Records from a dataset:

>> START

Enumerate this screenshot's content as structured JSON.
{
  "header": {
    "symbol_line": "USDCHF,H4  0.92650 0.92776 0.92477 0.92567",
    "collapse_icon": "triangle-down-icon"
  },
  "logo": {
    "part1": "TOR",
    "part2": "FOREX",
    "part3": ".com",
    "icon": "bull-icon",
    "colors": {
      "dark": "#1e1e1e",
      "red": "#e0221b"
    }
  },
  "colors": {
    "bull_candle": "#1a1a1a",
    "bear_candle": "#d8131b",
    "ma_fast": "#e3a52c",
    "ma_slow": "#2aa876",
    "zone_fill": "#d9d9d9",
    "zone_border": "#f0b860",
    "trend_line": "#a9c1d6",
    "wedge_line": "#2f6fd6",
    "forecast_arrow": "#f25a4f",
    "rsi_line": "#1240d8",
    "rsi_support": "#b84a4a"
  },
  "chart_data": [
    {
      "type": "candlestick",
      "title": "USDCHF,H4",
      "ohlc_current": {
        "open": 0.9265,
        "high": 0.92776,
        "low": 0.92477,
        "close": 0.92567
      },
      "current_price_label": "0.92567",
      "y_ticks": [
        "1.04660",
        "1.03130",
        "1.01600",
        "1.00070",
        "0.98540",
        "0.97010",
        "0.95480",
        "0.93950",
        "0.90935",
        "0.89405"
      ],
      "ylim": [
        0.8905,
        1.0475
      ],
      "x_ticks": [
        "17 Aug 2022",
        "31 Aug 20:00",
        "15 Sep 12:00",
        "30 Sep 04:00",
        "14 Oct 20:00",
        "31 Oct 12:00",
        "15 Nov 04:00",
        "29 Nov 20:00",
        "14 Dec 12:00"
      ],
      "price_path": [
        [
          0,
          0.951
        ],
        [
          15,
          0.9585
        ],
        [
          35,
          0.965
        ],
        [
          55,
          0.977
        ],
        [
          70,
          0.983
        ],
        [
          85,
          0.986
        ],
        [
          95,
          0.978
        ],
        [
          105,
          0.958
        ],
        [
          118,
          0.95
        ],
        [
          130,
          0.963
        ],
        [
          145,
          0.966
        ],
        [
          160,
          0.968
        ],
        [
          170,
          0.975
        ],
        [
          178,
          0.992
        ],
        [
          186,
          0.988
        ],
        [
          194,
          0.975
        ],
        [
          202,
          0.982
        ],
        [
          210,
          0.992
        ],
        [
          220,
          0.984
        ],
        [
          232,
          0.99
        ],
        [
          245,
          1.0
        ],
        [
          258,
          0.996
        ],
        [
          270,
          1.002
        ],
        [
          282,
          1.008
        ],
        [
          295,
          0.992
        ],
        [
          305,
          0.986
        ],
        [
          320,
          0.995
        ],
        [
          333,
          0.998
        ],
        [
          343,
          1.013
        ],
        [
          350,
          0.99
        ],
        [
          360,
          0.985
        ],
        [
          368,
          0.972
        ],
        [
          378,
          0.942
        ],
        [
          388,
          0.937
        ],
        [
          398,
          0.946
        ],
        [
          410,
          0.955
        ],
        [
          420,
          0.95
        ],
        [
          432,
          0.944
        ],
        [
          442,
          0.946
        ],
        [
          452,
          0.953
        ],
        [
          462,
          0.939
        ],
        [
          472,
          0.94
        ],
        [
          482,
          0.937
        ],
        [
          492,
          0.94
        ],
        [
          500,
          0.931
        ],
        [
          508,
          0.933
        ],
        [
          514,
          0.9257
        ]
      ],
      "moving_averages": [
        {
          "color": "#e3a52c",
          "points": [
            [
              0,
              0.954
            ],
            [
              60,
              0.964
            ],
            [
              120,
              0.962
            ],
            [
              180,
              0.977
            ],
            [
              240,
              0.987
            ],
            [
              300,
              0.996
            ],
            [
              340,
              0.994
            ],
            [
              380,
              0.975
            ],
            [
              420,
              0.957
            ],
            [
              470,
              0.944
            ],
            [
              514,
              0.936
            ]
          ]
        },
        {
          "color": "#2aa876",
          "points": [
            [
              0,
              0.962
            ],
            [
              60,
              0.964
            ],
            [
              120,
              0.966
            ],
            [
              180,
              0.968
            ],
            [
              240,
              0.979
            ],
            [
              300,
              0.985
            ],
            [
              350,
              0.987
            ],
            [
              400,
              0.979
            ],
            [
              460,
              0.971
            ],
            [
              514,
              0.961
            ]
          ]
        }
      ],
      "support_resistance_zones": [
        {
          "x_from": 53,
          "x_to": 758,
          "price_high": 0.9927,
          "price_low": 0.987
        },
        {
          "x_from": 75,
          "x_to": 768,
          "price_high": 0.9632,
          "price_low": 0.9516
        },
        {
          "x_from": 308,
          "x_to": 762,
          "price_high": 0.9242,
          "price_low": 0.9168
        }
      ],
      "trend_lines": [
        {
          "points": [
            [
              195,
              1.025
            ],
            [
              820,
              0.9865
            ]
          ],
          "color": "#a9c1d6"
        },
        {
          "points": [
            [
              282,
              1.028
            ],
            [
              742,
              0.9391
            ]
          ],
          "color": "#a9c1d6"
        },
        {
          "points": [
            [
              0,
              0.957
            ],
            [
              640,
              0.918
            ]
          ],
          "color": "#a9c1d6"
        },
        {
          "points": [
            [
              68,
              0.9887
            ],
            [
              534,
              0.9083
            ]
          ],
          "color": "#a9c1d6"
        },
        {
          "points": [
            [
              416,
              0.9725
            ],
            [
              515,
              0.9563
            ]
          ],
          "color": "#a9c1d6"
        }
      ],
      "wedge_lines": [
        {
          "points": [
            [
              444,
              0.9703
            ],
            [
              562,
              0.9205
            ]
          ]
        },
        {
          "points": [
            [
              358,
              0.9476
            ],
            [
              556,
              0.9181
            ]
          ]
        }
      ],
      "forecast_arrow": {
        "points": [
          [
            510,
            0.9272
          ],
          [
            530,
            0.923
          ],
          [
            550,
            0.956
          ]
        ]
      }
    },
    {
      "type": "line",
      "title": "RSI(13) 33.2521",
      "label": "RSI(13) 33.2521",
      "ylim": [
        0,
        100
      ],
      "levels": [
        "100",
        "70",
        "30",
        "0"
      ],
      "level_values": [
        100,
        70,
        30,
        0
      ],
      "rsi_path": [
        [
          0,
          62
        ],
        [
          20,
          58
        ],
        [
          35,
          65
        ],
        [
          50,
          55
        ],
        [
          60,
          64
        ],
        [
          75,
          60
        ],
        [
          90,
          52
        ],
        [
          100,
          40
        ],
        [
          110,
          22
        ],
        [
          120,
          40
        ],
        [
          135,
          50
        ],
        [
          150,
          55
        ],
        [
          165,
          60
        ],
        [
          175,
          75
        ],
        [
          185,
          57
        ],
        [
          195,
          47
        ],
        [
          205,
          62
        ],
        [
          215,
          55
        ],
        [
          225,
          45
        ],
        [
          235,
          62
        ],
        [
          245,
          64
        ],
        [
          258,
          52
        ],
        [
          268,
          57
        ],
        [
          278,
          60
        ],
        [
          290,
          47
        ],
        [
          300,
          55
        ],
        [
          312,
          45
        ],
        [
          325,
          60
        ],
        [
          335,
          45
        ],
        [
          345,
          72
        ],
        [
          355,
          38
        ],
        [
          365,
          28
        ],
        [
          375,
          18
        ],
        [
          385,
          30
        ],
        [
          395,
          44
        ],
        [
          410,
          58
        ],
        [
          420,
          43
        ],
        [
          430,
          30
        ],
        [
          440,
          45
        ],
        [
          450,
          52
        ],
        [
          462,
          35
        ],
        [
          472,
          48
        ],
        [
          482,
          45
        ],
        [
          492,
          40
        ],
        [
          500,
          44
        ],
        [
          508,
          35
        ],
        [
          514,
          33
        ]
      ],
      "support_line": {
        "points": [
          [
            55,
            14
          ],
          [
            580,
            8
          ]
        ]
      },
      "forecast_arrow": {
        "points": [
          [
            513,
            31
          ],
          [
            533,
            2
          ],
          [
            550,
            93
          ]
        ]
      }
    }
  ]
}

>> END

Go through the material and copy out every line with "icon" in it.

    "collapse_icon": "triangle-down-icon"
    "icon": "bull-icon",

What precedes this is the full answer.